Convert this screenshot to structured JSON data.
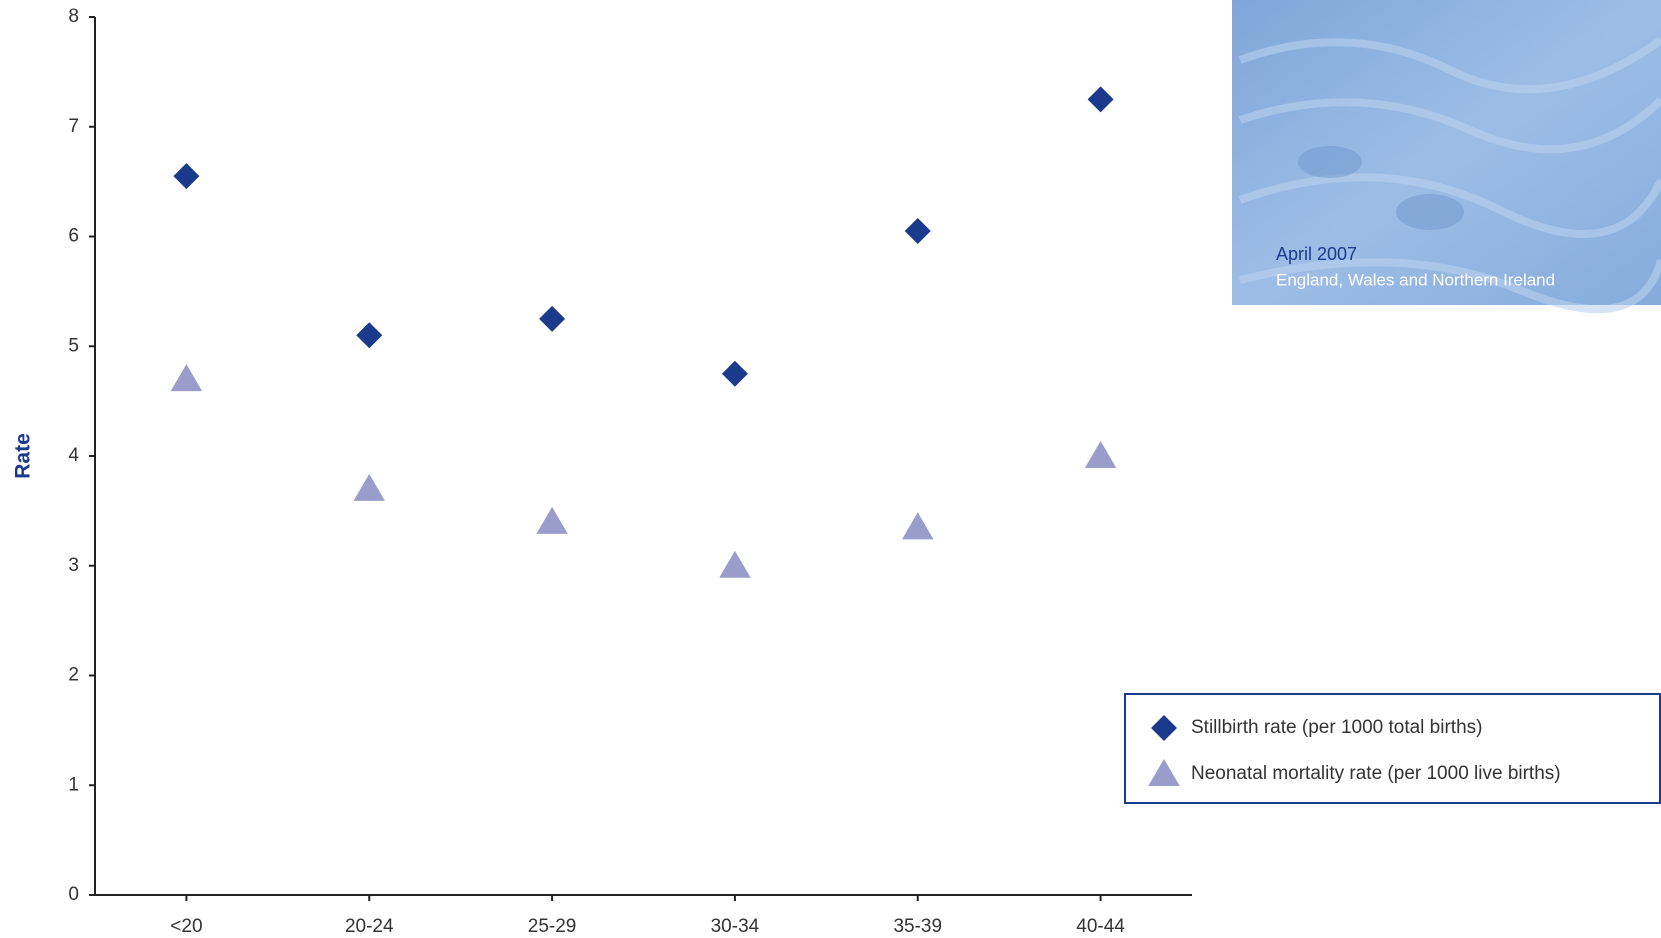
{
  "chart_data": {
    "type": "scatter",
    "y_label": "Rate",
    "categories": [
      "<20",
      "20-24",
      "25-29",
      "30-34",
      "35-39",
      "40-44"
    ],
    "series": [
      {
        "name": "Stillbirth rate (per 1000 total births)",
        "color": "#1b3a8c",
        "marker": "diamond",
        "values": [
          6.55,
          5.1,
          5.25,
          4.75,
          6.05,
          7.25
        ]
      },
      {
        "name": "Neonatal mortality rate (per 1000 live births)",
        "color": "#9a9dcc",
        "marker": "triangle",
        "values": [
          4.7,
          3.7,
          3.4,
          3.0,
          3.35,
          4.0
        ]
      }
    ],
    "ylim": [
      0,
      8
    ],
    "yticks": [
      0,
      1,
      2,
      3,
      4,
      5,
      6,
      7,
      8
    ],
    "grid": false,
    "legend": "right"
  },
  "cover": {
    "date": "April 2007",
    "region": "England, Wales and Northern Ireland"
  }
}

***

__EXERCISE AIM__
The data above needs to be retyped exactly, with the images left out.

__EXPECTED OUTPUT__
Convert this screenshot to structured JSON data.
{
  "chart_data": {
    "type": "scatter",
    "y_label": "Rate",
    "categories": [
      "<20",
      "20-24",
      "25-29",
      "30-34",
      "35-39",
      "40-44"
    ],
    "series": [
      {
        "name": "Stillbirth rate (per 1000 total births)",
        "color": "#1b3a8c",
        "marker": "diamond",
        "values": [
          6.55,
          5.1,
          5.25,
          4.75,
          6.05,
          7.25
        ]
      },
      {
        "name": "Neonatal mortality rate (per 1000 live births)",
        "color": "#9a9dcc",
        "marker": "triangle",
        "values": [
          4.7,
          3.7,
          3.4,
          3.0,
          3.35,
          4.0
        ]
      }
    ],
    "ylim": [
      0,
      8
    ],
    "yticks": [
      0,
      1,
      2,
      3,
      4,
      5,
      6,
      7,
      8
    ],
    "grid": false,
    "legend": "right"
  },
  "cover": {
    "date": "April 2007",
    "region": "England, Wales and Northern Ireland"
  }
}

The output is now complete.